** START OF Input data **

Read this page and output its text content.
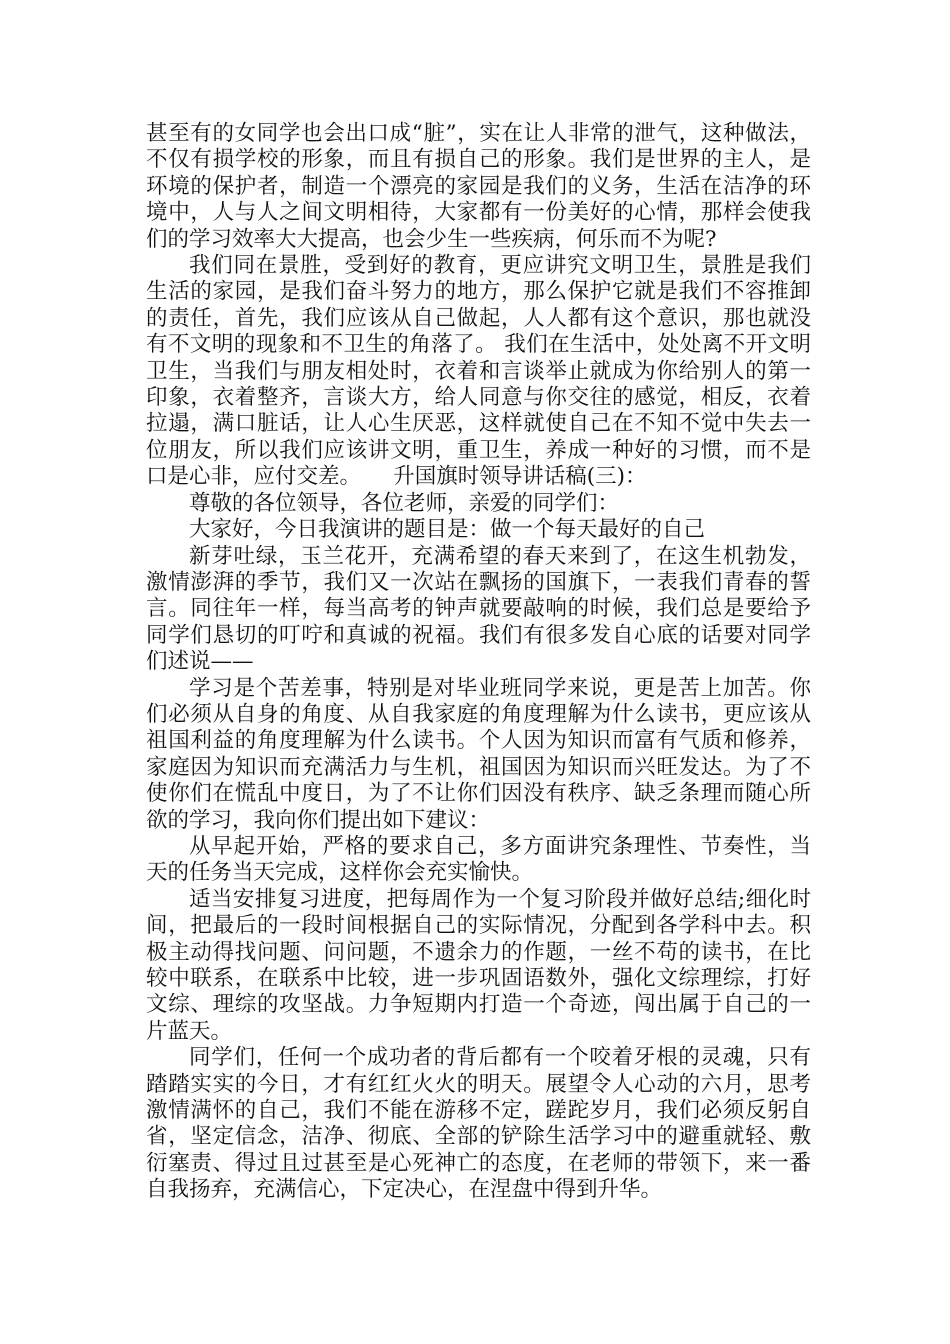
甚至有的女同学也会出口成“脏”，实在让人非常的泄气，这种做法，不仅有损学校的形象，而且有损自己的形象。我们是世界的主人，是环境的保护者，制造一个漂亮的家园是我们的义务，生活在洁净的环境中，人与人之间文明相待，大家都有一份美好的心情，那样会使我们的学习效率大大提高，也会少生一些疾病，何乐而不为呢?

我们同在景胜，受到好的教育，更应讲究文明卫生，景胜是我们生活的家园，是我们奋斗努力的地方，那么保护它就是我们不容推卸的责任，首先，我们应该从自己做起，人人都有这个意识，那也就没有不文明的现象和不卫生的角落了。 我们在生活中，处处离不开文明卫生，当我们与朋友相处时，衣着和言谈举止就成为你给别人的第一印象，衣着整齐，言谈大方，给人同意与你交往的感觉，相反，衣着拉遢，满口脏话，让人心生厌恶，这样就使自己在不知不觉中失去一位朋友，所以我们应该讲文明，重卫生，养成一种好的习惯，而不是口是心非，应付交差。　　升国旗时领导讲话稿(三)：

尊敬的各位领导，各位老师，亲爱的同学们：

大家好，今日我演讲的题目是：做一个每天最好的自己

新芽吐绿，玉兰花开，充满希望的春天来到了，在这生机勃发，激情澎湃的季节，我们又一次站在飘扬的国旗下，一表我们青春的誓言。同往年一样，每当高考的钟声就要敲响的时候，我们总是要给予同学们恳切的叮咛和真诚的祝福。我们有很多发自心底的话要对同学们述说——

学习是个苦差事，特别是对毕业班同学来说，更是苦上加苦。你们必须从自身的角度、从自我家庭的角度理解为什么读书，更应该从祖国利益的角度理解为什么读书。个人因为知识而富有气质和修养，家庭因为知识而充满活力与生机，祖国因为知识而兴旺发达。为了不使你们在慌乱中度日，为了不让你们因没有秩序、缺乏条理而随心所欲的学习，我向你们提出如下建议：

从早起开始，严格的要求自己，多方面讲究条理性、节奏性，当天的任务当天完成，这样你会充实愉快。

适当安排复习进度，把每周作为一个复习阶段并做好总结;细化时间，把最后的一段时间根据自己的实际情况，分配到各学科中去。积极主动得找问题、问问题，不遗余力的作题，一丝不苟的读书，在比较中联系，在联系中比较，进一步巩固语数外，强化文综理综，打好文综、理综的攻坚战。力争短期内打造一个奇迹，闯出属于自己的一片蓝天。

同学们，任何一个成功者的背后都有一个咬着牙根的灵魂，只有踏踏实实的今日，才有红红火火的明天。展望令人心动的六月，思考激情满怀的自己，我们不能在游移不定，蹉跎岁月，我们必须反躬自省，坚定信念，洁净、彻底、全部的铲除生活学习中的避重就轻、敷衍塞责、得过且过甚至是心死神亡的态度，在老师的带领下，来一番自我扬弃，充满信心，下定决心，在涅盘中得到升华。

** END OF Input data **

| Exercise prompt |
Do not include images; quote all of the entries above exactly.

| In response |
Read this page and output its text content.
甚至有的女同学也会出口成“脏”，实在让人非常的泄气，这种做法，不仅有损学校的形象，而且有损自己的形象。我们是世界的主人，是环境的保护者，制造一个漂亮的家园是我们的义务，生活在洁净的环境中，人与人之间文明相待，大家都有一份美好的心情，那样会使我们的学习效率大大提高，也会少生一些疾病，何乐而不为呢?

我们同在景胜，受到好的教育，更应讲究文明卫生，景胜是我们生活的家园，是我们奋斗努力的地方，那么保护它就是我们不容推卸的责任，首先，我们应该从自己做起，人人都有这个意识，那也就没有不文明的现象和不卫生的角落了。 我们在生活中，处处离不开文明卫生，当我们与朋友相处时，衣着和言谈举止就成为你给别人的第一印象，衣着整齐，言谈大方，给人同意与你交往的感觉，相反，衣着拉遢，满口脏话，让人心生厌恶，这样就使自己在不知不觉中失去一位朋友，所以我们应该讲文明，重卫生，养成一种好的习惯，而不是口是心非，应付交差。　　升国旗时领导讲话稿(三)：

尊敬的各位领导，各位老师，亲爱的同学们：

大家好，今日我演讲的题目是：做一个每天最好的自己

新芽吐绿，玉兰花开，充满希望的春天来到了，在这生机勃发，激情澎湃的季节，我们又一次站在飘扬的国旗下，一表我们青春的誓言。同往年一样，每当高考的钟声就要敲响的时候，我们总是要给予同学们恳切的叮咛和真诚的祝福。我们有很多发自心底的话要对同学们述说——

学习是个苦差事，特别是对毕业班同学来说，更是苦上加苦。你们必须从自身的角度、从自我家庭的角度理解为什么读书，更应该从祖国利益的角度理解为什么读书。个人因为知识而富有气质和修养，家庭因为知识而充满活力与生机，祖国因为知识而兴旺发达。为了不使你们在慌乱中度日，为了不让你们因没有秩序、缺乏条理而随心所欲的学习，我向你们提出如下建议：

从早起开始，严格的要求自己，多方面讲究条理性、节奏性，当天的任务当天完成，这样你会充实愉快。

适当安排复习进度，把每周作为一个复习阶段并做好总结;细化时间，把最后的一段时间根据自己的实际情况，分配到各学科中去。积极主动得找问题、问问题，不遗余力的作题，一丝不苟的读书，在比较中联系，在联系中比较，进一步巩固语数外，强化文综理综，打好文综、理综的攻坚战。力争短期内打造一个奇迹，闯出属于自己的一片蓝天。

同学们，任何一个成功者的背后都有一个咬着牙根的灵魂，只有踏踏实实的今日，才有红红火火的明天。展望令人心动的六月，思考激情满怀的自己，我们不能在游移不定，蹉跎岁月，我们必须反躬自省，坚定信念，洁净、彻底、全部的铲除生活学习中的避重就轻、敷衍塞责、得过且过甚至是心死神亡的态度，在老师的带领下，来一番自我扬弃，充满信心，下定决心，在涅盘中得到升华。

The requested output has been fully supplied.